* _RAW RECORDS_
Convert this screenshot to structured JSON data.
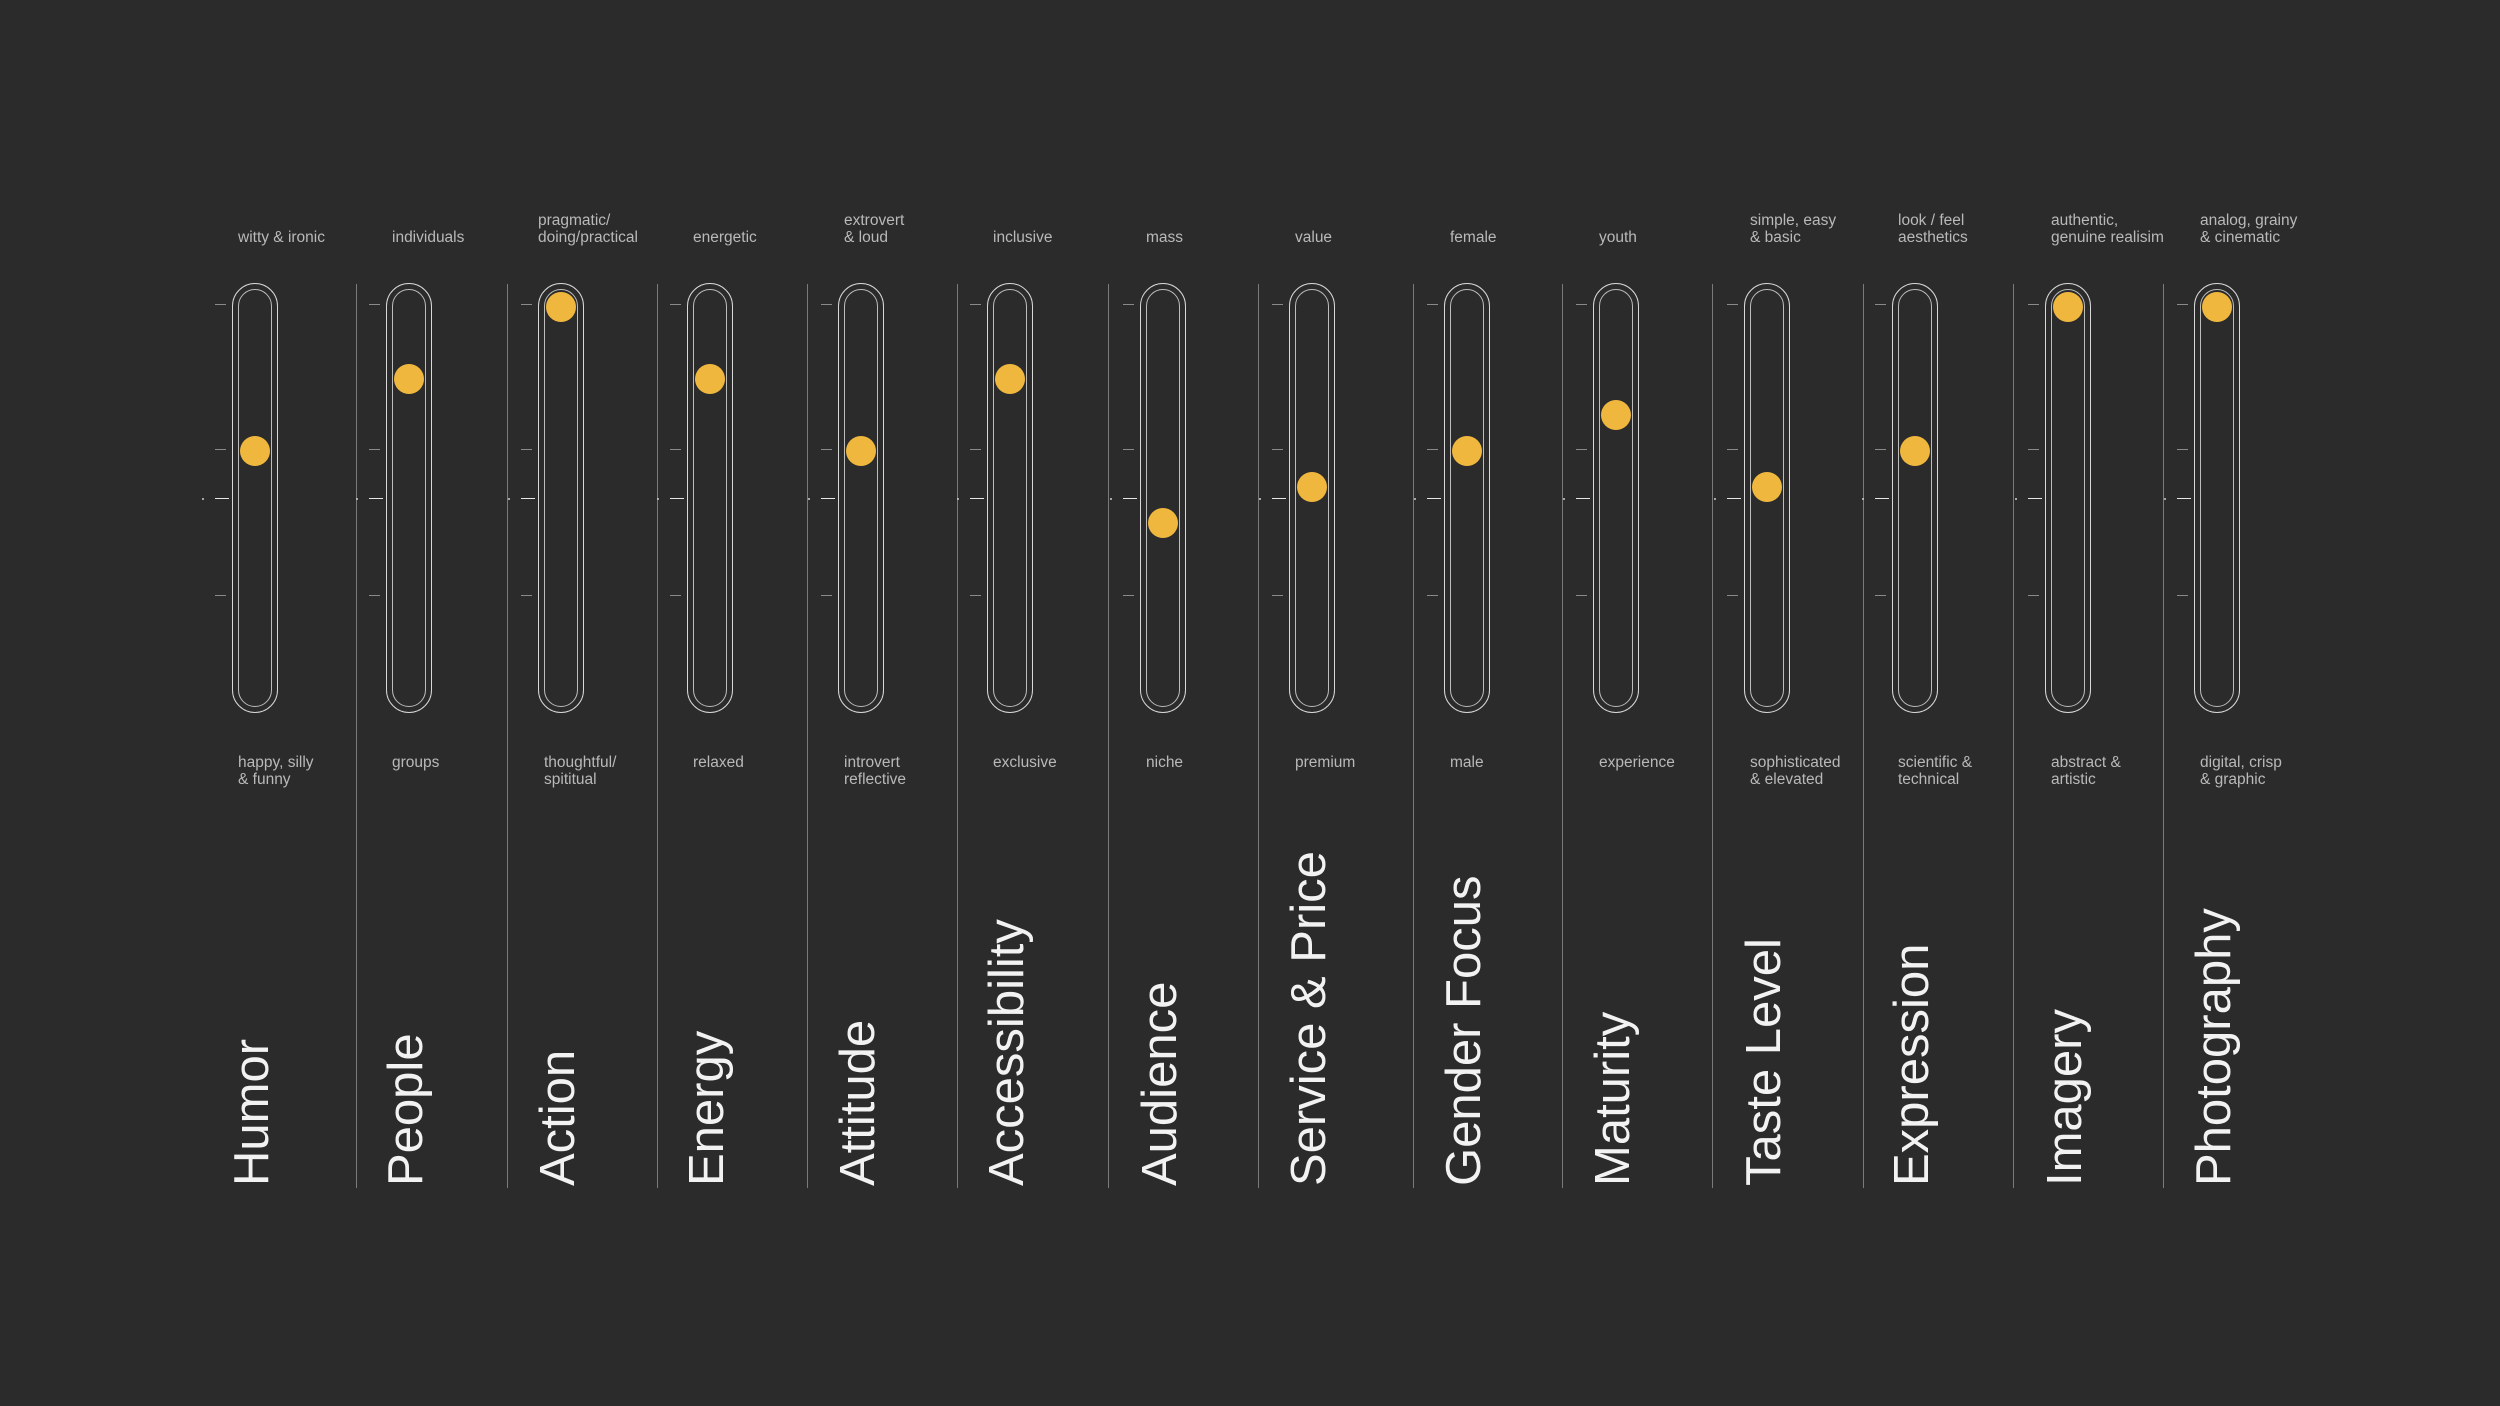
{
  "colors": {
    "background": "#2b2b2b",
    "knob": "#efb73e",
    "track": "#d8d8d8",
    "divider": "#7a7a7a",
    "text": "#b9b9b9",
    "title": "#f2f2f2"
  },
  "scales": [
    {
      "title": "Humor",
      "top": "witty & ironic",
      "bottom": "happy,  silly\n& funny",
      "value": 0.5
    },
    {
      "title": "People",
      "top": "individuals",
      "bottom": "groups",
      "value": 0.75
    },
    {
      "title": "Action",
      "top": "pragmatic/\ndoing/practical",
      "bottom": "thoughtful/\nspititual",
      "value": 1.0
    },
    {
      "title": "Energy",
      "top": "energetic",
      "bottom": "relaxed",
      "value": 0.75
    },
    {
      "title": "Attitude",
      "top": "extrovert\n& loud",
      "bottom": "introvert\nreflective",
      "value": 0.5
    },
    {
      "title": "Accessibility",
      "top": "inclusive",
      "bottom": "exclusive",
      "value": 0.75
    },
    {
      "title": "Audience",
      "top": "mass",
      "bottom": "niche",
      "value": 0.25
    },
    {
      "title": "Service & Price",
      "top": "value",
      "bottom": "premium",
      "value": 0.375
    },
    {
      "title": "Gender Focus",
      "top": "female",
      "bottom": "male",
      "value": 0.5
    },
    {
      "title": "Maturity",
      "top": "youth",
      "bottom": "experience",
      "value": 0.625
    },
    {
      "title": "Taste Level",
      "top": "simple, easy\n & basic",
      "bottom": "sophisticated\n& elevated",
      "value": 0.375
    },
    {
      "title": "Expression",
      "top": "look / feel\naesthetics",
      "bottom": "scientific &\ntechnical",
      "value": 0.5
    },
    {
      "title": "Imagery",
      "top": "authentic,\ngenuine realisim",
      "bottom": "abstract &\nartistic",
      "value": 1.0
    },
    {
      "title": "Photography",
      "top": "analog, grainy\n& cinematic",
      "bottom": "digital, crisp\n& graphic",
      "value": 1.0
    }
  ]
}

* _REQUEST_
Could you repeat all of the material exactly? Pictures should not be copied.

* _ANSWER TO THIS TASK_
Convert this screenshot to structured JSON data.
{
  "colors": {
    "background": "#2b2b2b",
    "knob": "#efb73e",
    "track": "#d8d8d8",
    "divider": "#7a7a7a",
    "text": "#b9b9b9",
    "title": "#f2f2f2"
  },
  "scales": [
    {
      "title": "Humor",
      "top": "witty & ironic",
      "bottom": "happy,  silly\n& funny",
      "value": 0.5
    },
    {
      "title": "People",
      "top": "individuals",
      "bottom": "groups",
      "value": 0.75
    },
    {
      "title": "Action",
      "top": "pragmatic/\ndoing/practical",
      "bottom": "thoughtful/\nspititual",
      "value": 1.0
    },
    {
      "title": "Energy",
      "top": "energetic",
      "bottom": "relaxed",
      "value": 0.75
    },
    {
      "title": "Attitude",
      "top": "extrovert\n& loud",
      "bottom": "introvert\nreflective",
      "value": 0.5
    },
    {
      "title": "Accessibility",
      "top": "inclusive",
      "bottom": "exclusive",
      "value": 0.75
    },
    {
      "title": "Audience",
      "top": "mass",
      "bottom": "niche",
      "value": 0.25
    },
    {
      "title": "Service & Price",
      "top": "value",
      "bottom": "premium",
      "value": 0.375
    },
    {
      "title": "Gender Focus",
      "top": "female",
      "bottom": "male",
      "value": 0.5
    },
    {
      "title": "Maturity",
      "top": "youth",
      "bottom": "experience",
      "value": 0.625
    },
    {
      "title": "Taste Level",
      "top": "simple, easy\n & basic",
      "bottom": "sophisticated\n& elevated",
      "value": 0.375
    },
    {
      "title": "Expression",
      "top": "look / feel\naesthetics",
      "bottom": "scientific &\ntechnical",
      "value": 0.5
    },
    {
      "title": "Imagery",
      "top": "authentic,\ngenuine realisim",
      "bottom": "abstract &\nartistic",
      "value": 1.0
    },
    {
      "title": "Photography",
      "top": "analog, grainy\n& cinematic",
      "bottom": "digital, crisp\n& graphic",
      "value": 1.0
    }
  ]
}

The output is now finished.